-------- Supplied information --------

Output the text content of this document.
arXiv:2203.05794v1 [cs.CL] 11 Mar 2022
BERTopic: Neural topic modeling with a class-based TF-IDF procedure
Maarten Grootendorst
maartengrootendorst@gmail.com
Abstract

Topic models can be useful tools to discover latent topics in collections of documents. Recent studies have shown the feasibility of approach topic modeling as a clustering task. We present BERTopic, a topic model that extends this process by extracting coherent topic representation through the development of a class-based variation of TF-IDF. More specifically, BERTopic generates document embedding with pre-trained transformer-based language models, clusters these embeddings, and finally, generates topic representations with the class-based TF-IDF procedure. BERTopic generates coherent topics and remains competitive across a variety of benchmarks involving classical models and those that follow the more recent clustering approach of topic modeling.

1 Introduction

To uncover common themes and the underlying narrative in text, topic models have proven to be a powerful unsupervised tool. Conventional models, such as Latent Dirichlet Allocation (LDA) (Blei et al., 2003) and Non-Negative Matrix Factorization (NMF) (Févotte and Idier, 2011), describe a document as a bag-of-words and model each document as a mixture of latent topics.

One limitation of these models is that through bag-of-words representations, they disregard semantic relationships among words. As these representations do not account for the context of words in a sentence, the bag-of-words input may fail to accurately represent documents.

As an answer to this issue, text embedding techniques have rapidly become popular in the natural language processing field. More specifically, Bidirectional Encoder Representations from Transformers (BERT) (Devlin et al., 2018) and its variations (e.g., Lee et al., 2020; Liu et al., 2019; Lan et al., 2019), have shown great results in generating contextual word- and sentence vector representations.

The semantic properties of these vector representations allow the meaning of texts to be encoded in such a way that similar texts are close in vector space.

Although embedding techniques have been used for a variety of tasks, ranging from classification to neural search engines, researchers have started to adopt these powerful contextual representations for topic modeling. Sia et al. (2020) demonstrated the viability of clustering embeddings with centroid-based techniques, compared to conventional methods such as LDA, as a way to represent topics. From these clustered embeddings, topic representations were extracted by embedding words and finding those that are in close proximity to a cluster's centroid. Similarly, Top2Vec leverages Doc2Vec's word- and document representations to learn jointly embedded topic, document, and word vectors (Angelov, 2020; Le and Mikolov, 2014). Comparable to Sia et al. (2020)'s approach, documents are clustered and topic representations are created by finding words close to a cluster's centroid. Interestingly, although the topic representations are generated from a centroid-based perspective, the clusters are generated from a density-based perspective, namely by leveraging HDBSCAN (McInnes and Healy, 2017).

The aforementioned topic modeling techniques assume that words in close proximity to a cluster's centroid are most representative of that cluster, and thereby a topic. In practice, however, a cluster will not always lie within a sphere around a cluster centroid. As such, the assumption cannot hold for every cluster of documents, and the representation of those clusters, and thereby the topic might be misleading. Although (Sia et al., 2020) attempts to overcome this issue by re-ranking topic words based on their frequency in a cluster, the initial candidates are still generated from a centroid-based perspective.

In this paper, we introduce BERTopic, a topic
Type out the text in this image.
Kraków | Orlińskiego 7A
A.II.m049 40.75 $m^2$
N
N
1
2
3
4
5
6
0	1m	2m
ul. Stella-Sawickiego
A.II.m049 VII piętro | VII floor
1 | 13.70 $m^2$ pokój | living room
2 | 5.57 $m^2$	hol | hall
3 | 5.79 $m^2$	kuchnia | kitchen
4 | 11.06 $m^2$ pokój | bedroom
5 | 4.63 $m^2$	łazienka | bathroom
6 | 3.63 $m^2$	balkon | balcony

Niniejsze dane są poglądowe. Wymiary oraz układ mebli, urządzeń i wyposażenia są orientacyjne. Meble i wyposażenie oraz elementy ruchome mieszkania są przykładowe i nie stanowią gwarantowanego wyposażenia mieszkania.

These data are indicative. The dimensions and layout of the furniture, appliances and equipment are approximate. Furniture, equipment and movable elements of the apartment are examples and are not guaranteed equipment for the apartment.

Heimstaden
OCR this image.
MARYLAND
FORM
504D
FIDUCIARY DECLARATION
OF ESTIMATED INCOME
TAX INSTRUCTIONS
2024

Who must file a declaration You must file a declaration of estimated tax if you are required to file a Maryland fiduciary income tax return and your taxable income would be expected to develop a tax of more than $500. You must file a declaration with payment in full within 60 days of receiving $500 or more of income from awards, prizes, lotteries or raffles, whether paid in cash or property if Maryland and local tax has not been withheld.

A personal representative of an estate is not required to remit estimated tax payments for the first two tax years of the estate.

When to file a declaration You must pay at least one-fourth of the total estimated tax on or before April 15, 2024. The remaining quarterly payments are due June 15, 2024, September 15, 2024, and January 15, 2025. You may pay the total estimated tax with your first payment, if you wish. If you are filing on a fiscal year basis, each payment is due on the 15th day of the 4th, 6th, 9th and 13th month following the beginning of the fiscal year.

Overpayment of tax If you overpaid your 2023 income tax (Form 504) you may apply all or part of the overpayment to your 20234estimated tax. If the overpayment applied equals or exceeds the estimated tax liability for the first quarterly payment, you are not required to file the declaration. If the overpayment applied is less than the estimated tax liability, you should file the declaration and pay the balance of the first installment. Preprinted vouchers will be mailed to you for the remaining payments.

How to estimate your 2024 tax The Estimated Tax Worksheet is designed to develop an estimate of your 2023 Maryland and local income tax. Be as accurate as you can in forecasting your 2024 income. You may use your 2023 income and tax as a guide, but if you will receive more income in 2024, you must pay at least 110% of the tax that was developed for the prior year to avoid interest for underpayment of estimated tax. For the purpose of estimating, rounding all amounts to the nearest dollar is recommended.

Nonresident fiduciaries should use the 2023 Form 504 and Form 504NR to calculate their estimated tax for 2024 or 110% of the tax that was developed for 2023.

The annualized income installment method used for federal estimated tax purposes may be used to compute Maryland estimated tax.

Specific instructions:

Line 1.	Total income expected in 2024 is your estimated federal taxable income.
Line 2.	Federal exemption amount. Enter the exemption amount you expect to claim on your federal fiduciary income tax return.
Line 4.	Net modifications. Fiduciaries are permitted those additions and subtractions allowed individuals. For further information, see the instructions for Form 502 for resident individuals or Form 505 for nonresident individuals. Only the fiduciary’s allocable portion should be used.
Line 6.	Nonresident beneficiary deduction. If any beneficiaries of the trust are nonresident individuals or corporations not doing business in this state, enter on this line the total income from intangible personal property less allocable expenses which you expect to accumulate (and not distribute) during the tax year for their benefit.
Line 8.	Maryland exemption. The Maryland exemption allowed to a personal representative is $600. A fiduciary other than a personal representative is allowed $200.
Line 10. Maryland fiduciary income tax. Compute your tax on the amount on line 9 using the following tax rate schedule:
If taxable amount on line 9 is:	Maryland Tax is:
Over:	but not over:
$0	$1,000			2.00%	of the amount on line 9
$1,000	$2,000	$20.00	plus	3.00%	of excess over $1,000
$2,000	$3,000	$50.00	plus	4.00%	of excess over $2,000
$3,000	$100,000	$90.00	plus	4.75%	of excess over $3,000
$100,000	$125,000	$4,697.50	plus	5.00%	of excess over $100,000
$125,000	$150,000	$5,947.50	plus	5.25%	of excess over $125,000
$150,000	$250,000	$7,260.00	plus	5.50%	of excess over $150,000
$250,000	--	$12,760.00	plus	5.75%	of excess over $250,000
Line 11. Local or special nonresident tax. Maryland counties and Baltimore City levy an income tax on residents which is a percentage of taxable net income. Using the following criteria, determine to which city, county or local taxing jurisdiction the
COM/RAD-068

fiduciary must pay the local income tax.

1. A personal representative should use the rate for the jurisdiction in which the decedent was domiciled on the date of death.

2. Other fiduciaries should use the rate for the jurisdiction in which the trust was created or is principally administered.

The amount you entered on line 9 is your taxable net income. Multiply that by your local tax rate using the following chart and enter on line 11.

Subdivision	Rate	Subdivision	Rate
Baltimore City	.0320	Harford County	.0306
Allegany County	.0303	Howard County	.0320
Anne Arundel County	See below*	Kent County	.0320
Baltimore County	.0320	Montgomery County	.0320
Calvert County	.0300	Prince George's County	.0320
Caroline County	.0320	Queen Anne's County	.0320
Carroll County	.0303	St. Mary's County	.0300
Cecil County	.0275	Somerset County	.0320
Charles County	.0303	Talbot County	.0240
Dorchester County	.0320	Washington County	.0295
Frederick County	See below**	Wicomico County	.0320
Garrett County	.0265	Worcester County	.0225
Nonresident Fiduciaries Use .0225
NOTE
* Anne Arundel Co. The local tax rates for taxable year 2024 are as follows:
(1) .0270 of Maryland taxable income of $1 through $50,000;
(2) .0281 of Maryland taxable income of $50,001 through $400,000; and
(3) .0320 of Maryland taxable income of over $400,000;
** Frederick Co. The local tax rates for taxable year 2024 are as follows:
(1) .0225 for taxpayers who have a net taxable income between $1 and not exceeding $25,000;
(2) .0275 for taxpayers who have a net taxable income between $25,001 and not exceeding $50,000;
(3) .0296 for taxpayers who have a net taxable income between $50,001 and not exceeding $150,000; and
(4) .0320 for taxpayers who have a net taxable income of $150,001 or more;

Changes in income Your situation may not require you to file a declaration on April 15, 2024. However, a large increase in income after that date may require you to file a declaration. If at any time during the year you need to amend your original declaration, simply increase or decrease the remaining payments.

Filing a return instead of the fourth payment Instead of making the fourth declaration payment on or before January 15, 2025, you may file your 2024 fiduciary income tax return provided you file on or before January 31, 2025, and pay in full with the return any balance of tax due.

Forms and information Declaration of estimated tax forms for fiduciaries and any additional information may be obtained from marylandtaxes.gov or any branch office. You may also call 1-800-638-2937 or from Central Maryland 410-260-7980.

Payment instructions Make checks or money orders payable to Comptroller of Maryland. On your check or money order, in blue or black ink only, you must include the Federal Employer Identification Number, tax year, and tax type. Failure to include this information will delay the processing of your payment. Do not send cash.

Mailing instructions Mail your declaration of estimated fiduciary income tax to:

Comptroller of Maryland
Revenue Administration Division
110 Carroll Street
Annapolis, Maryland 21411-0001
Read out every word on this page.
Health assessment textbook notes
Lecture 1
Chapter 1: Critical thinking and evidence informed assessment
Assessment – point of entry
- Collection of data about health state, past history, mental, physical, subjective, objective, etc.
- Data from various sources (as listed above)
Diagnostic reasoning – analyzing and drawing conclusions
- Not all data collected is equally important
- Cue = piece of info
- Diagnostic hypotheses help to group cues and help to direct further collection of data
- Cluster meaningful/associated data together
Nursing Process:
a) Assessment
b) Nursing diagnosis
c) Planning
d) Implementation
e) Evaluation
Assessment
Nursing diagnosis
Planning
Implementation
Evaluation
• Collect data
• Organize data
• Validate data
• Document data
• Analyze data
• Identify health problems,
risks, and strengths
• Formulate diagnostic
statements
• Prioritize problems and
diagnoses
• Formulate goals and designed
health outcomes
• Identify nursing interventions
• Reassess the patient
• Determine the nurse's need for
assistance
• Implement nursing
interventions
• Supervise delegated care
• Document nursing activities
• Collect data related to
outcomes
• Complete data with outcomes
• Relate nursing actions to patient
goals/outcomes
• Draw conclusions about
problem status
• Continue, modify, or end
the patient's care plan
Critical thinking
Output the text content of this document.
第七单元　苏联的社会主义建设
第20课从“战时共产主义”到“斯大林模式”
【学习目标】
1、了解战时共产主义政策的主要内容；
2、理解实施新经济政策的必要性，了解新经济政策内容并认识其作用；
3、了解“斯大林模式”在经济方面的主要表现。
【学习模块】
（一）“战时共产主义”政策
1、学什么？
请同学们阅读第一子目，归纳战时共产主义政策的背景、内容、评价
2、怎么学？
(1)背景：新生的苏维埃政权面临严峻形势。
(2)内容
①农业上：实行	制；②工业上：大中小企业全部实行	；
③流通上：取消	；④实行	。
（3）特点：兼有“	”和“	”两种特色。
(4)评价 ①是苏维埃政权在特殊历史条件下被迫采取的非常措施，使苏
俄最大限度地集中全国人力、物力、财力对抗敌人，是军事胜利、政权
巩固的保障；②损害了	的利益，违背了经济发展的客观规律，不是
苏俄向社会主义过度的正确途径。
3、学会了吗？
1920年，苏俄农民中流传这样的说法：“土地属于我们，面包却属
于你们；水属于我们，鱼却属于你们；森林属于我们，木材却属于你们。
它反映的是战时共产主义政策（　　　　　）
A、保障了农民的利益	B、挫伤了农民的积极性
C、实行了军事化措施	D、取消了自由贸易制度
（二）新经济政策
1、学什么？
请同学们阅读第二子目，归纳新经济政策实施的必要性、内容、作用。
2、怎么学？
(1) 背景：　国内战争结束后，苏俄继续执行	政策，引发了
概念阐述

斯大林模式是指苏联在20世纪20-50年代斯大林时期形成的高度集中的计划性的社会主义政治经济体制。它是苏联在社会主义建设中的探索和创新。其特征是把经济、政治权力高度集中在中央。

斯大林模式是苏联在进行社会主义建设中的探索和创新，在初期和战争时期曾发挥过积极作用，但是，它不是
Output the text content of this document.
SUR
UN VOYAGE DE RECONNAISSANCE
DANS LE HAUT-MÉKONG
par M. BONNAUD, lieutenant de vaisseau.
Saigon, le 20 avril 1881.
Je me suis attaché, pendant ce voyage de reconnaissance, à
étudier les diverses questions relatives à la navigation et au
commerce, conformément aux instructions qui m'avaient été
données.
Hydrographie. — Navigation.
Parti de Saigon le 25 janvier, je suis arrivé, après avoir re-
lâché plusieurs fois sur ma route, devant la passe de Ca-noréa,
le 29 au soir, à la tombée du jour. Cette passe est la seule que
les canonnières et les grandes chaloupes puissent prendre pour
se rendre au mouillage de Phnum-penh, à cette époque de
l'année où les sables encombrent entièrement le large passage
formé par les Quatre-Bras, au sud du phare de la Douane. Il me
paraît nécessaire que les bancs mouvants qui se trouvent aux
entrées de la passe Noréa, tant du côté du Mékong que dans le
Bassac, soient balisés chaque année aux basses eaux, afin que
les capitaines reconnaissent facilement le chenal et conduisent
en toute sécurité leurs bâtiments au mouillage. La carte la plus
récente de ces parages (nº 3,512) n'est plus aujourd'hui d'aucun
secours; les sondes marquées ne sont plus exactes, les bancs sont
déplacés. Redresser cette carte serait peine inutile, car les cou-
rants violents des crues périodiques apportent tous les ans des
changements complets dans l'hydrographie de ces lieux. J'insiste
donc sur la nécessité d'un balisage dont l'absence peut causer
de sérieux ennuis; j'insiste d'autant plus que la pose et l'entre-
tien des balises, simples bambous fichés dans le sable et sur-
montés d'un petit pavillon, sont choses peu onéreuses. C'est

--------

_Directions_
Indicate how many lines of the material include the word "diagnosis"; the number alone is required.

_Solution for this exercise_
2